Text block:
▼

First some context. Necode's code is split into two main parts:

  • The Next.js server which consists of the frontend and REST API backend, and which is currently hosted on Vercel.
  • The websocket server, which coordinates live events such as starting/ending activities, processing submissions, and signalling clients to establish peer-to-peer WebRTC connections; it is currently hosted on a virtual machine at WPI.

Next.js is "serverless," so internal state (state maintained within the program memory) that is assigned in the course of processing one request will probably have reverted to its initial value when a new process is spun up to handle the next request. Since internal state can't be relied upon between invocations of API calls, I instead have to rely on external state, a database, if I want to maintain any persistent data.

The websocket server is not limited by an inability to have internal state. In fact, it must not be, as the websockets themselves require maintaining a TCP connection between the client and server, thus maintaining state between requests. To be clear though, this is the only thing that the websocket server does which requires internal state; all state other than the TCP connections could be offloaded to an external data store, like the Next.js side does. Regardless, when a crutch like internal state is available, it can be very appealing to use. The danger is that this crutch does not come without a price.

Currently:

  • Restarting the websocket server ends all activities and resets all activity state, since that state is volatile.
  • Updating the websocket server requires restarting it, which has the aforementioned side effects.3
  • The websocket server crashing for any reason has the same issue.
  • Because state is stored within the process and is thus not visible to other processes on other machines elsewhere, the websocket server cannot be scaled horizontally, and the only way to scale it is to use increasingly better-provisioned virtual machines and eventually increasingly powerful hardware.
  • Following from the previous issue, there is also necessarily a single point of failure--if the single websocket server goes down, everything goes down with it.

I can get rid of some of the internal state in the websocket server since it's first-party code that I write, but Necode isn't just about first-party code. The whole idea behind having an API for RTC policies4 is that anyone should be able to create their own policies to link students together in novel ways. Regulating the code that third parties write to make sure it has no internal state is much trickier.

Extensibility

I want third parties to be able to write RTC policies. In practice, it's unlikely that anyone other than me will (just as it currently appears unlikely that anyone other than me will implement custom activities for Necode), but Necode should support someone who chooses to. The current architecture is not particularly condusive to this; in order to add a new RTC policy, a third party developer would have to download the Necode source, make a change, build the websocket server, log into the machine where the server is being hosted, swap out the build, and restart the server (which as we saw earlier, will lose all activity state).

Of course, that same issue applies to the Next.js side currently as well. While a way to add in new activities without a complete re-build is planned, it has not yet been implemented. The only real advantage the activities have here is that under the serverless model, fewer seams show themselves during the transition from one build to another.

▲

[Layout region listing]
▼

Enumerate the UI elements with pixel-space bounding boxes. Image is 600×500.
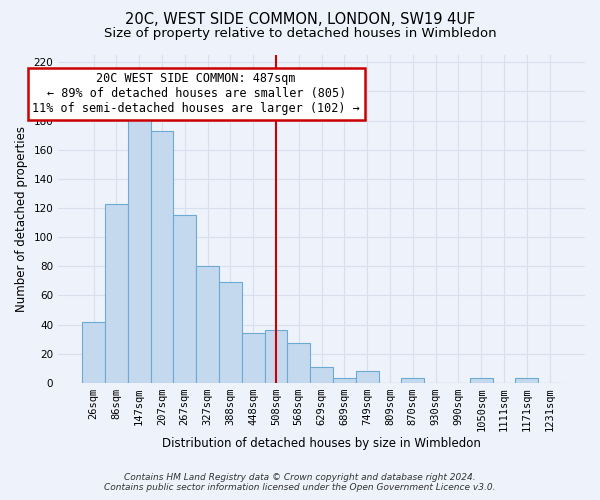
Bar (515, 378, 538, 383)
Bar (151, 131, 173, 383)
X-axis label: Distribution of detached houses by size in Wimbledon: Distribution of detached houses by size … (162, 437, 481, 450)
Bar (82, 322, 105, 383)
Bar (310, 367, 333, 383)
Bar (470, 378, 493, 383)
Text: Contains HM Land Registry data © Crown copyright and database right 2024.
Contai: Contains HM Land Registry data © Crown c… (104, 473, 496, 492)
Bar (242, 334, 265, 383)
Bar (105, 204, 128, 383)
Bar (356, 371, 379, 383)
Bar (287, 344, 310, 383)
Bar (401, 378, 424, 383)
Y-axis label: Number of detached properties: Number of detached properties (15, 126, 28, 312)
Text: Size of property relative to detached houses in Wimbledon: Size of property relative to detached ho… (104, 28, 496, 40)
Text: 20C, WEST SIDE COMMON, LONDON, SW19 4UF: 20C, WEST SIDE COMMON, LONDON, SW19 4UF (125, 12, 475, 28)
Text: 20C WEST SIDE COMMON: 487sqm
← 89% of detached houses are smaller (805)
11% of s: 20C WEST SIDE COMMON: 487sqm ← 89% of de… (32, 72, 360, 116)
Bar (173, 216, 196, 383)
Bar (128, 114, 151, 383)
Bar (196, 266, 219, 383)
Bar (333, 378, 356, 383)
Bar (265, 330, 287, 383)
Bar (219, 282, 242, 383)
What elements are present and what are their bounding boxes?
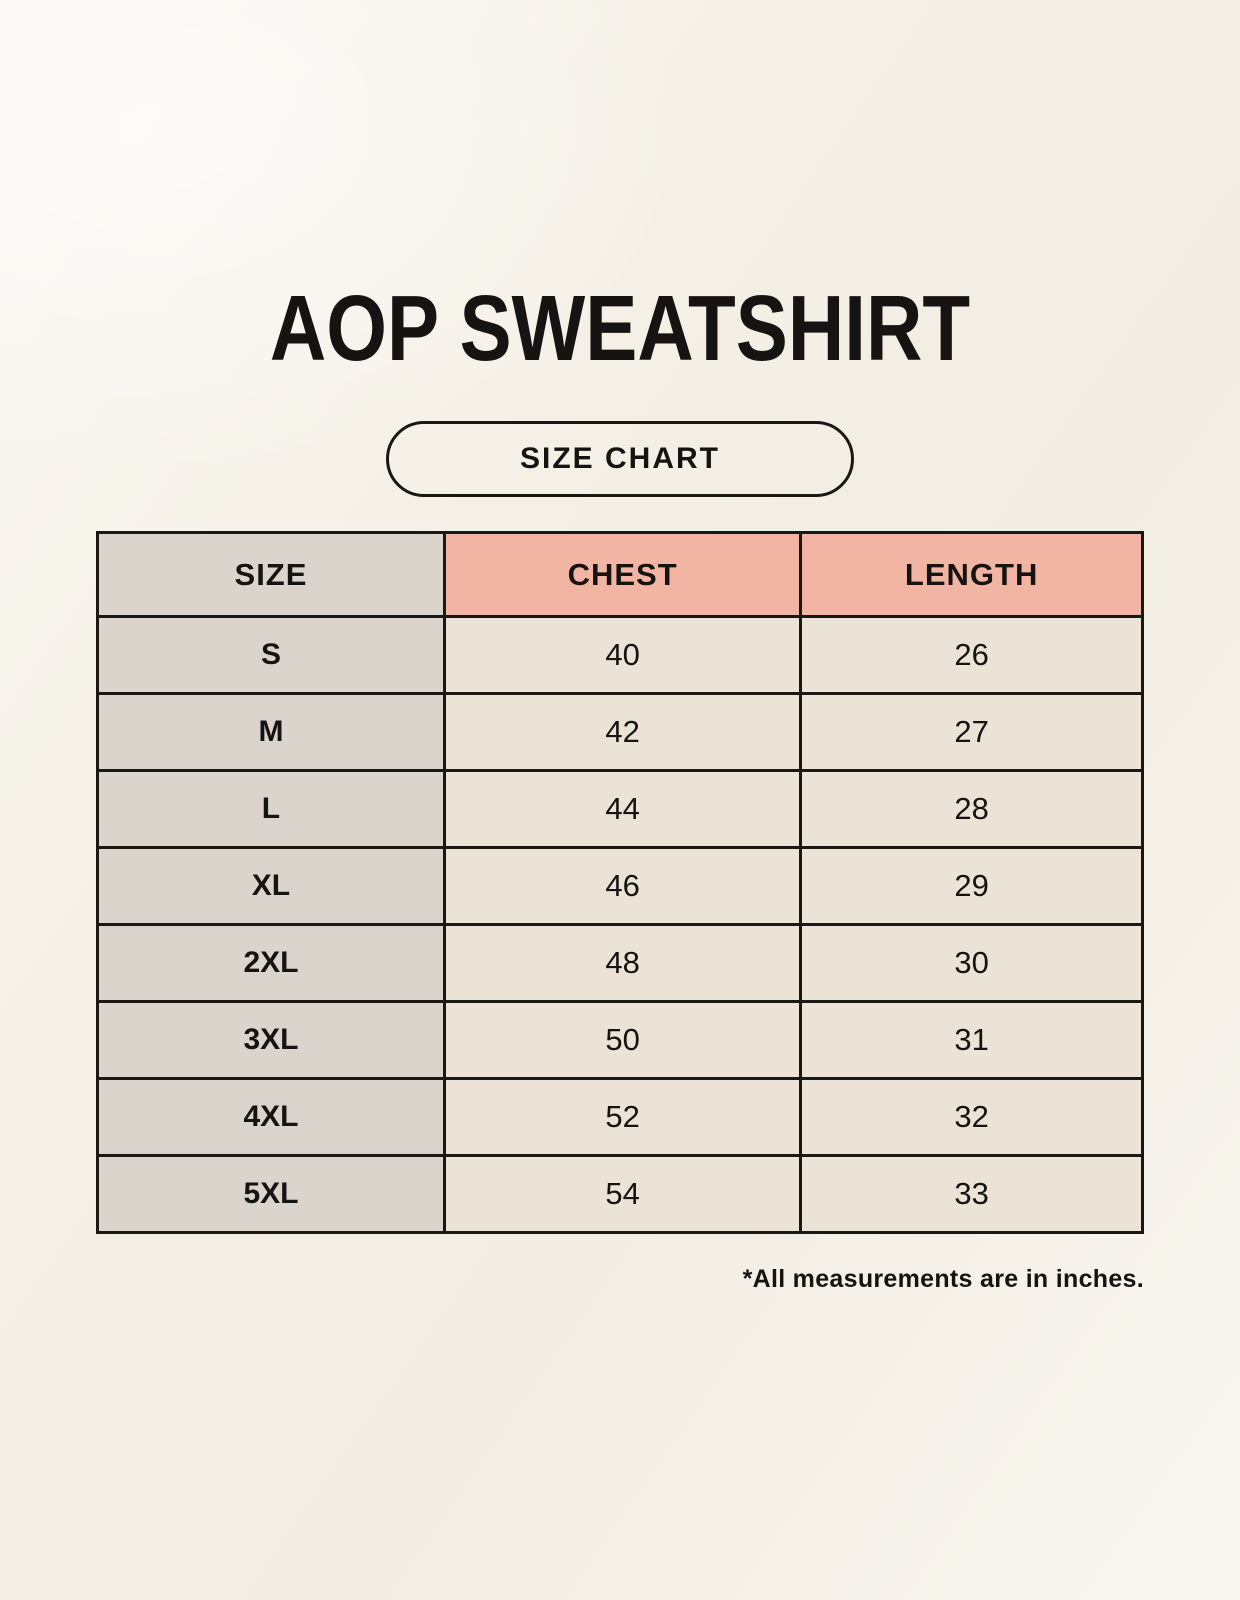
column-header-length: LENGTH bbox=[799, 531, 1144, 618]
size-chart-badge-label: SIZE CHART bbox=[520, 442, 720, 475]
length-cell: 31 bbox=[799, 1000, 1144, 1080]
chest-cell: 50 bbox=[442, 1000, 803, 1080]
page-title: AOP SWEATSHIRT bbox=[269, 276, 971, 380]
size-table: SIZE CHEST LENGTH S 40 26 M 42 27 L 44 2… bbox=[96, 531, 1144, 1234]
chest-cell: 42 bbox=[442, 692, 803, 772]
length-cell: 32 bbox=[799, 1077, 1144, 1157]
table-row-3xl: 3XL 50 31 bbox=[96, 1000, 1144, 1080]
table-row-2xl: 2XL 48 30 bbox=[96, 923, 1144, 1003]
chest-cell: 48 bbox=[442, 923, 803, 1003]
length-cell: 29 bbox=[799, 846, 1144, 926]
chest-cell: 54 bbox=[442, 1154, 803, 1234]
size-cell: 5XL bbox=[96, 1154, 446, 1234]
length-cell: 33 bbox=[799, 1154, 1144, 1234]
table-row-5xl: 5XL 54 33 bbox=[96, 1154, 1144, 1234]
table-row-4xl: 4XL 52 32 bbox=[96, 1077, 1144, 1157]
table-row-m: M 42 27 bbox=[96, 692, 1144, 772]
size-cell: 3XL bbox=[96, 1000, 446, 1080]
size-cell: L bbox=[96, 769, 446, 849]
table-row-xl: XL 46 29 bbox=[96, 846, 1144, 926]
column-header-size: SIZE bbox=[96, 531, 446, 618]
chest-cell: 52 bbox=[442, 1077, 803, 1157]
size-chart-badge: SIZE CHART bbox=[386, 421, 854, 497]
length-cell: 27 bbox=[799, 692, 1144, 772]
chest-cell: 40 bbox=[442, 615, 803, 695]
size-cell: S bbox=[96, 615, 446, 695]
header-row: SIZE CHEST LENGTH bbox=[96, 531, 1144, 618]
measurements-footnote: *All measurements are in inches. bbox=[742, 1265, 1144, 1293]
chest-cell: 44 bbox=[442, 769, 803, 849]
size-cell: 4XL bbox=[96, 1077, 446, 1157]
size-cell: 2XL bbox=[96, 923, 446, 1003]
size-cell: XL bbox=[96, 846, 446, 926]
length-cell: 28 bbox=[799, 769, 1144, 849]
table-row-s: S 40 26 bbox=[96, 615, 1144, 695]
table-row-l: L 44 28 bbox=[96, 769, 1144, 849]
chest-cell: 46 bbox=[442, 846, 803, 926]
column-header-chest: CHEST bbox=[442, 531, 803, 618]
size-cell: M bbox=[96, 692, 446, 772]
length-cell: 30 bbox=[799, 923, 1144, 1003]
length-cell: 26 bbox=[799, 615, 1144, 695]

▲

What this exercise asks:
1. Answer these questions from the Necode text:
(a) Where is the Next.js server currently hosted?
(b) What is the only thing the websocket server does that requires internal state?
(c) What happens to activities when the websocket server is restarted?
2. List every step the Necode text says a third-party developer would have to take to add a new RTC policy.
3. Please change "third parties" to "outside developers" in the Necode text between "I can get rid" and "is much trickier.", inclusive, and write that part out again.

Answers for the exercise:
1.
(a) On Vercel.
(b) Maintaining the TCP connections between the client and server for the websockets.
(c) All activities end and all activity state is reset.

2.
- Download the Necode source
- Make a change
- Build the websocket server
- Log into the machine where the server is being hosted
- Swap out the build
- Restart the server

3.
I can get rid of some of the internal state in the websocket server since it's first-party code that I write, but Necode isn't just about first-party code. The whole idea behind having an API for RTC policies4 is that anyone should be able to create their own policies to link students together in novel ways. Regulating the code that outside developers write to make sure it has no internal state is much trickier.